- **Source excerpt**:
________

Source code for libuplift.datasets.Lazada

"""Lazada E-comerce dataset.

See https://github.com/kailiang-zhong/DESCN/tree/main/data/Lazada_dataset/ for details.
"""

import numpy as np

from .base import _fetch_remote_csv
from .base import RemoteFileMetadata


ARCHIVE_TRAIN = RemoteFileMetadata(
    filename="Lazada_train.csv.gz",
    url=('https://github.com/jszymon/uplift_sklearn_data/'
         'releases/download/Lazada/Lazada_trainset.csv.gz'),
    checksum=('5a46ec368f9e8397267e818447ea7f3d'
              '239a671731ca98c0ae9f17c19ab5a469'))
ARCHIVE_TEST = RemoteFileMetadata(
    filename="Lazada_test.csv.gz",
    url=('https://github.com/jszymon/uplift_sklearn_data/'
         'releases/download/Lazada/Lazada_testset.csv.gz'),
    checksum=('a6d8832a71e8f0b6d4e8858d91ce7de9'
              'd8e0f2f58aa7208c78b1e0f7d6ba9c94'))



[docs]
def fetch_Lazada(version="test", data_home=None, download_if_missing=True,
                 random_state=None, shuffle=False,
                 categ_as_strings=False, return_X_y=False,
                 as_frame=False):
    """Load the Lazada e-comerce dataset.

    Download it if necessary.

    There is a training and test set available.  The test dataset
    comes from a randomized experiment, in the training set assignment
    is biased.
    
    Details of the dataset can be found in the following paper:
    https://arxiv.org/pdf/2207.09920.

    The license is available `here <https://github.com/jszymon/uplift_sklearn_data/releases/download/Lazada/Lazada_LICENSE>`__

    Parameters
    ----------
    version : string, optional
        Specify whether to return training ('train') or testing
        ('test') dataset.  Test dataset comes from a randomized
        experiment, in the training set assignment is biased.

    data_home : string, optional
        Specify another download and cache folder for the datasets. By default
        all scikit-learn data is stored in '~/scikit_learn_data' subfolders.

    download_if_missing : boolean, default=True
        If False, raise a IOError if the data is not locally available
        instead of trying to download the data from the source site.

    random_state : int, RandomState instance or None (default)
        Determines random number generation for dataset shuffling. Pass an int
        for reproducible output across multiple function calls.

    shuffle : bool, default=False
        Whether to shuffle dataset.

    categ_as_strings : bool, default=False
        Whether to return categorical variables as strings.

    return_X_y : boolean, default=False.
        If True, returns ``(data.data, data.target)`` instead of a Bunch
        object.

    as_frame : boolean, default=False
        If True features are returned as pandas DataFrame.  If False
        features are returned as object or float array.  Float array
        is returned if all features are floats.

________

- **Data**:
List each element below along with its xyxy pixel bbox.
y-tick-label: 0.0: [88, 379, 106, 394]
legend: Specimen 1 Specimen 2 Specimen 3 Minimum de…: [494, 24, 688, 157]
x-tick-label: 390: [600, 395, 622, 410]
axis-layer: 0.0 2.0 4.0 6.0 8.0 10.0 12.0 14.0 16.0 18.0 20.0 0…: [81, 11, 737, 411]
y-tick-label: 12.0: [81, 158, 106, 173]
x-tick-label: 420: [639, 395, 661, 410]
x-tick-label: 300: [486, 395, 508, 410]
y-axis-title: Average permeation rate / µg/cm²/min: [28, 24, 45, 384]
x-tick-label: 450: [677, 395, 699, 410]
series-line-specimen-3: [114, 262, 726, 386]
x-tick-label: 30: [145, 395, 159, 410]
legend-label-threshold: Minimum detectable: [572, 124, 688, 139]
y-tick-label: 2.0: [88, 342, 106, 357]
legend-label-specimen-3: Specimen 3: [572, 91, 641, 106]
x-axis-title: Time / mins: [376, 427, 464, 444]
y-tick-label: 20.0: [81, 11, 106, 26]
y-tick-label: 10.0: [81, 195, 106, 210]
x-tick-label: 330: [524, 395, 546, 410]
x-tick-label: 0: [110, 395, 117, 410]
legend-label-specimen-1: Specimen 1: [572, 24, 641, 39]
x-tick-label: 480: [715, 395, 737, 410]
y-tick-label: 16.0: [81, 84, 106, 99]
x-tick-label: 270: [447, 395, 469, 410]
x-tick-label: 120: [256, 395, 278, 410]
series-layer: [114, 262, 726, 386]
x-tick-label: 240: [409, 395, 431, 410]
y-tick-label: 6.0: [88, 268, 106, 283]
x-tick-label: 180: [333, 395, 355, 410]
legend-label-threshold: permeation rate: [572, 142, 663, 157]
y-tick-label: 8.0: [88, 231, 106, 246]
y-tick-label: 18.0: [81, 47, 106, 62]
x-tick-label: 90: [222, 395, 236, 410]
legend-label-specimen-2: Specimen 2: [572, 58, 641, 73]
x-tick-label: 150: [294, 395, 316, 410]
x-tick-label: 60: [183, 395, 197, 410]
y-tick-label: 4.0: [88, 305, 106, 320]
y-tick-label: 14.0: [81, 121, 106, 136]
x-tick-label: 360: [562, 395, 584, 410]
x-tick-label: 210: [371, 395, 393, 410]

________

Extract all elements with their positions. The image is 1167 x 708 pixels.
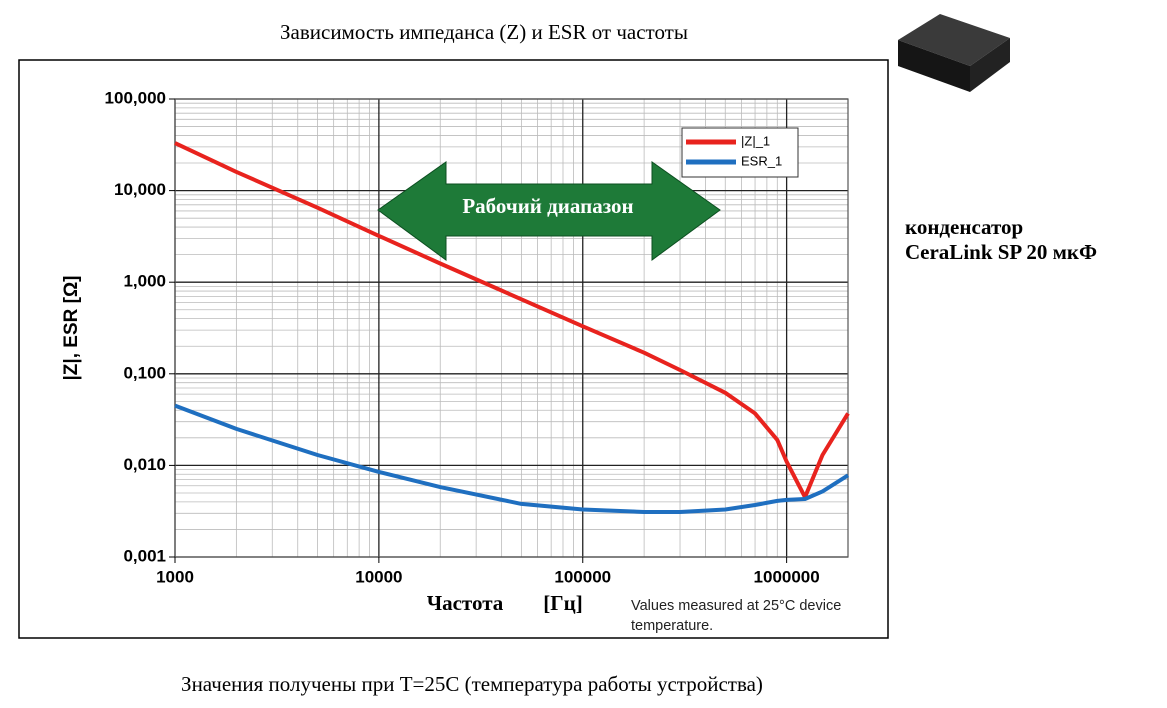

________

- **Required actions**:
1. Transcribe the part of the Lazada dataset loader source between "random_state : int, RandomState" and "return_X_y : boolean, default=False.", inclusive.
2. Give the names of all the parameters in the `fetch_Lazada` function signature in the Lazada dataset loader source.
3. Pick up the Lazada dataset loader source right after its last line and continue writing it.

- **Solved tasks**:
1.
random_state : int, RandomState instance or None (default)
        Determines random number generation for dataset shuffling. Pass an int
        for reproducible output across multiple function calls.

    shuffle : bool, default=False
        Whether to shuffle dataset.

    categ_as_strings : bool, default=False
        Whether to return categorical variables as strings.

    return_X_y : boolean, default=False.

2. version, data_home, download_if_missing, random_state, shuffle, categ_as_strings, return_X_y, as_frame

3.
    
    Returns
    -------
    dataset : dict-like object with the following attributes:

    dataset.data : numpy array
        Each row corresponds to the features in the dataset.

    dataset.target_visit : numpy array
        Each value is 1 if website visit occurred 0 otherwise.

    dataset.target_conversion : numpy array
        Each value is 1 if purchase occurred 0 otherwise.

    dataset.target_spend : numpy array
        Each value corresponds to the amount of money spent.

    dataset.DESCR : string
        Description of the Hillstrom dataset.

    (data, target_conversion, target_visit, target_exposure) : tuple if
        ``return_X_y`` is True

    """

    if version == "train":
        ARCHIVE = ARCHIVE_TRAIN
        file_name = "Lazada_train"
    elif version == "test":
        ARCHIVE = ARCHIVE_TEST
        file_name = "Lazada_test"
    else:
        raise ValueError(f"Wrong version ({version}) of Lazada dataset"
                         "requested.\nValid choices are `train' or `test'")

    # dictionaries
    treatment_values = ['control', 'treated']
    categ_values = dict()

    # attribute descriptions
    treatment_descr = [("treatment", np.int32, "is_treat")]
    target_descr = [("target", np.int32, "label")]
    feature_descr = [(f"f{i}", float) for i in range(83)]

    ret = _fetch_remote_csv(ARCHIVE, file_name,
                            feature_attrs=feature_descr,
                            treatment_attrs=treatment_descr,
                            target_attrs=target_descr,
                            categ_as_strings=categ_as_strings,
                            return_X_y=return_X_y, as_frame=as_frame,
                            download_if_missing=download_if_missing,
                            random_state=random_state, shuffle=shuffle,
                            total_attrs=85, all_num=True
                            )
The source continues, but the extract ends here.